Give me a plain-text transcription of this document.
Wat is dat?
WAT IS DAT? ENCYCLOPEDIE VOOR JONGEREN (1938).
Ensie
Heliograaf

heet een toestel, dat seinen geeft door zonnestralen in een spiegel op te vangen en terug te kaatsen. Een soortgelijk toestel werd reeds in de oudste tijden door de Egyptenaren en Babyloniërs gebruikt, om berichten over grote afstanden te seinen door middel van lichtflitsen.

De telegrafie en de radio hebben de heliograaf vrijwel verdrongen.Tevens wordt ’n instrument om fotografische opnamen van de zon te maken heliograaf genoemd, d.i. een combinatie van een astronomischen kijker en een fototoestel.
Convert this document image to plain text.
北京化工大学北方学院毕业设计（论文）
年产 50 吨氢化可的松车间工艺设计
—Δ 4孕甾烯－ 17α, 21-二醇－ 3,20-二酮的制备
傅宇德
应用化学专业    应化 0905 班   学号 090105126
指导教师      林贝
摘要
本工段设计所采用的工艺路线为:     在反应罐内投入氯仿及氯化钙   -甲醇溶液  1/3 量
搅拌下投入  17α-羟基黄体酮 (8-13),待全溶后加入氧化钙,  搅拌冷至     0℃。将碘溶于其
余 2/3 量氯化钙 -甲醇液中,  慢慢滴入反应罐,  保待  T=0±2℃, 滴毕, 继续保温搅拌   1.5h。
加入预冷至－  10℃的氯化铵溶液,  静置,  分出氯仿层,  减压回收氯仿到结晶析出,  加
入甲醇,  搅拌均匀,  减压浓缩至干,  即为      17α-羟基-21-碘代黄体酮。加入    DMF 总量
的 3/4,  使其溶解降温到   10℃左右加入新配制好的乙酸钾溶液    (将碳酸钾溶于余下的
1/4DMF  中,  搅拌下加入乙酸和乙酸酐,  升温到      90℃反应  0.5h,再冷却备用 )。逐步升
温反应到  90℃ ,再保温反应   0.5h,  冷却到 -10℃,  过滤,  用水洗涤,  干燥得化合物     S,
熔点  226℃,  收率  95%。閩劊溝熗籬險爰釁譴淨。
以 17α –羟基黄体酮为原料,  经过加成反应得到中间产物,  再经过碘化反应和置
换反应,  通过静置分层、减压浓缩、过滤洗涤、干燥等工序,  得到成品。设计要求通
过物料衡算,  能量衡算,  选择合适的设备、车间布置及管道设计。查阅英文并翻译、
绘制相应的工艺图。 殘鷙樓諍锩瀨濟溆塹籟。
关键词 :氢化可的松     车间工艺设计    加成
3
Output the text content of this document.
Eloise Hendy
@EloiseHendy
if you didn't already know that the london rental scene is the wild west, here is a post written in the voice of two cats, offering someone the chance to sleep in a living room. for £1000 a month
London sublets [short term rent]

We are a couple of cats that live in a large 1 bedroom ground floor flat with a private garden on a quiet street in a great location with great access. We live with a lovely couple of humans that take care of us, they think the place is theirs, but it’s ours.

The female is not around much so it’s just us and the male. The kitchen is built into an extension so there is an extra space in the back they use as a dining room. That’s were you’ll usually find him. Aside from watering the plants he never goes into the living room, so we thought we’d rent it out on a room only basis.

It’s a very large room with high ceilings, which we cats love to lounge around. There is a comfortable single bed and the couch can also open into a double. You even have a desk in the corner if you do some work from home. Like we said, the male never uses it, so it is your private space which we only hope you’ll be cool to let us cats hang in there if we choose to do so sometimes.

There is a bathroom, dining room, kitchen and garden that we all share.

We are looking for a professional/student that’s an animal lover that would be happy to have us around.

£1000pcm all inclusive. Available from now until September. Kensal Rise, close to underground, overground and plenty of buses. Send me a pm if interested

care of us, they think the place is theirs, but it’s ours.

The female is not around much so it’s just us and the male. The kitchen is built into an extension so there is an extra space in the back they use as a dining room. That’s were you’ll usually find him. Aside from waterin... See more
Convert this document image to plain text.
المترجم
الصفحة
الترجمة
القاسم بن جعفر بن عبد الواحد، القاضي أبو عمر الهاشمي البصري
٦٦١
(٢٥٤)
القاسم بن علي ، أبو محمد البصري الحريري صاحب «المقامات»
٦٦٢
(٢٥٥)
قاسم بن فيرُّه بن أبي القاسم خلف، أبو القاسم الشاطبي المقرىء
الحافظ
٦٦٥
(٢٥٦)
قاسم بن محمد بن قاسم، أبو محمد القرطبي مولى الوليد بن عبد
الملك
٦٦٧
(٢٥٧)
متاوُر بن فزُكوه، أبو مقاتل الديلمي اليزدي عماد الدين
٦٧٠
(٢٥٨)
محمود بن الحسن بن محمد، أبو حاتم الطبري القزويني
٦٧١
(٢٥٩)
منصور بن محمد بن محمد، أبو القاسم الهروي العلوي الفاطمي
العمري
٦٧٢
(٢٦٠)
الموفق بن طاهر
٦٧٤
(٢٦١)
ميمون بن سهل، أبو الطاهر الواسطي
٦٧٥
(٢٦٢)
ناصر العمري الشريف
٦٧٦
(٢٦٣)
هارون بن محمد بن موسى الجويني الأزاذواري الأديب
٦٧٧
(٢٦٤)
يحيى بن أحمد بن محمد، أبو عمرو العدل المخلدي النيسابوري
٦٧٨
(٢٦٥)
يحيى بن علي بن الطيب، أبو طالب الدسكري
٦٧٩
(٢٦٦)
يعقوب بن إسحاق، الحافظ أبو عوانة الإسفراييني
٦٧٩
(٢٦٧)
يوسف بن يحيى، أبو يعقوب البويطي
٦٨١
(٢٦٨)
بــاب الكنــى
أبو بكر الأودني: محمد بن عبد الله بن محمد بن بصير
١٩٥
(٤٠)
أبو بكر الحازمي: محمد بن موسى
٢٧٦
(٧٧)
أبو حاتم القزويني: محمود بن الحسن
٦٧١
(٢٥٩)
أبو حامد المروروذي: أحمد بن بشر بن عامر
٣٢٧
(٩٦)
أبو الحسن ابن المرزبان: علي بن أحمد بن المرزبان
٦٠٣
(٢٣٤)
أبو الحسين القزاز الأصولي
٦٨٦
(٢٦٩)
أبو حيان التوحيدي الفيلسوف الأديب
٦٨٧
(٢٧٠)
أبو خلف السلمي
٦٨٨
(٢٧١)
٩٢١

> [EXERCISE GOAL]
Return every entry verbatim.

> [RESULT OF THIS EXERCISE]
Give me a plain-text transcription of this document.
Wat is dat?
WAT IS DAT? ENCYCLOPEDIE VOOR JONGEREN (1938).
Ensie
Heliograaf

heet een toestel, dat seinen geeft door zonnestralen in een spiegel op te vangen en terug te kaatsen. Een soortgelijk toestel werd reeds in de oudste tijden door de Egyptenaren en Babyloniërs gebruikt, om berichten over grote afstanden te seinen door middel van lichtflitsen.

De telegrafie en de radio hebben de heliograaf vrijwel verdrongen.Tevens wordt ’n instrument om fotografische opnamen van de zon te maken heliograaf genoemd, d.i. een combinatie van een astronomischen kijker en een fototoestel.
Convert this document image to plain text.
北京化工大学北方学院毕业设计（论文）
年产 50 吨氢化可的松车间工艺设计
—Δ 4孕甾烯－ 17α, 21-二醇－ 3,20-二酮的制备
傅宇德
应用化学专业    应化 0905 班   学号 090105126
指导教师      林贝
摘要
本工段设计所采用的工艺路线为:     在反应罐内投入氯仿及氯化钙   -甲醇溶液  1/3 量
搅拌下投入  17α-羟基黄体酮 (8-13),待全溶后加入氧化钙,  搅拌冷至     0℃。将碘溶于其
余 2/3 量氯化钙 -甲醇液中,  慢慢滴入反应罐,  保待  T=0±2℃, 滴毕, 继续保温搅拌   1.5h。
加入预冷至－  10℃的氯化铵溶液,  静置,  分出氯仿层,  减压回收氯仿到结晶析出,  加
入甲醇,  搅拌均匀,  减压浓缩至干,  即为      17α-羟基-21-碘代黄体酮。加入    DMF 总量
的 3/4,  使其溶解降温到   10℃左右加入新配制好的乙酸钾溶液    (将碳酸钾溶于余下的
1/4DMF  中,  搅拌下加入乙酸和乙酸酐,  升温到      90℃反应  0.5h,再冷却备用 )。逐步升
温反应到  90℃ ,再保温反应   0.5h,  冷却到 -10℃,  过滤,  用水洗涤,  干燥得化合物     S,
熔点  226℃,  收率  95%。閩劊溝熗籬險爰釁譴淨。
以 17α –羟基黄体酮为原料,  经过加成反应得到中间产物,  再经过碘化反应和置
换反应,  通过静置分层、减压浓缩、过滤洗涤、干燥等工序,  得到成品。设计要求通
过物料衡算,  能量衡算,  选择合适的设备、车间布置及管道设计。查阅英文并翻译、
绘制相应的工艺图。 殘鷙樓諍锩瀨濟溆塹籟。
关键词 :氢化可的松     车间工艺设计    加成
3
Output the text content of this document.
Eloise Hendy
@EloiseHendy
if you didn't already know that the london rental scene is the wild west, here is a post written in the voice of two cats, offering someone the chance to sleep in a living room. for £1000 a month
London sublets [short term rent]

We are a couple of cats that live in a large 1 bedroom ground floor flat with a private garden on a quiet street in a great location with great access. We live with a lovely couple of humans that take care of us, they think the place is theirs, but it’s ours.

The female is not around much so it’s just us and the male. The kitchen is built into an extension so there is an extra space in the back they use as a dining room. That’s were you’ll usually find him. Aside from watering the plants he never goes into the living room, so we thought we’d rent it out on a room only basis.

It’s a very large room with high ceilings, which we cats love to lounge around. There is a comfortable single bed and the couch can also open into a double. You even have a desk in the corner if you do some work from home. Like we said, the male never uses it, so it is your private space which we only hope you’ll be cool to let us cats hang in there if we choose to do so sometimes.

There is a bathroom, dining room, kitchen and garden that we all share.

We are looking for a professional/student that’s an animal lover that would be happy to have us around.

£1000pcm all inclusive. Available from now until September. Kensal Rise, close to underground, overground and plenty of buses. Send me a pm if interested

care of us, they think the place is theirs, but it’s ours.

The female is not around much so it’s just us and the male. The kitchen is built into an extension so there is an extra space in the back they use as a dining room. That’s were you’ll usually find him. Aside from waterin... See more
Convert this document image to plain text.
المترجم
الصفحة
الترجمة
القاسم بن جعفر بن عبد الواحد، القاضي أبو عمر الهاشمي البصري
٦٦١
(٢٥٤)
القاسم بن علي ، أبو محمد البصري الحريري صاحب «المقامات»
٦٦٢
(٢٥٥)
قاسم بن فيرُّه بن أبي القاسم خلف، أبو القاسم الشاطبي المقرىء
الحافظ
٦٦٥
(٢٥٦)
قاسم بن محمد بن قاسم، أبو محمد القرطبي مولى الوليد بن عبد
الملك
٦٦٧
(٢٥٧)
متاوُر بن فزُكوه، أبو مقاتل الديلمي اليزدي عماد الدين
٦٧٠
(٢٥٨)
محمود بن الحسن بن محمد، أبو حاتم الطبري القزويني
٦٧١
(٢٥٩)
منصور بن محمد بن محمد، أبو القاسم الهروي العلوي الفاطمي
العمري
٦٧٢
(٢٦٠)
الموفق بن طاهر
٦٧٤
(٢٦١)
ميمون بن سهل، أبو الطاهر الواسطي
٦٧٥
(٢٦٢)
ناصر العمري الشريف
٦٧٦
(٢٦٣)
هارون بن محمد بن موسى الجويني الأزاذواري الأديب
٦٧٧
(٢٦٤)
يحيى بن أحمد بن محمد، أبو عمرو العدل المخلدي النيسابوري
٦٧٨
(٢٦٥)
يحيى بن علي بن الطيب، أبو طالب الدسكري
٦٧٩
(٢٦٦)
يعقوب بن إسحاق، الحافظ أبو عوانة الإسفراييني
٦٧٩
(٢٦٧)
يوسف بن يحيى، أبو يعقوب البويطي
٦٨١
(٢٦٨)
بــاب الكنــى
أبو بكر الأودني: محمد بن عبد الله بن محمد بن بصير
١٩٥
(٤٠)
أبو بكر الحازمي: محمد بن موسى
٢٧٦
(٧٧)
أبو حاتم القزويني: محمود بن الحسن
٦٧١
(٢٥٩)
أبو حامد المروروذي: أحمد بن بشر بن عامر
٣٢٧
(٩٦)
أبو الحسن ابن المرزبان: علي بن أحمد بن المرزبان
٦٠٣
(٢٣٤)
أبو الحسين القزاز الأصولي
٦٨٦
(٢٦٩)
أبو حيان التوحيدي الفيلسوف الأديب
٦٨٧
(٢٧٠)
أبو خلف السلمي
٦٨٨
(٢٧١)
٩٢١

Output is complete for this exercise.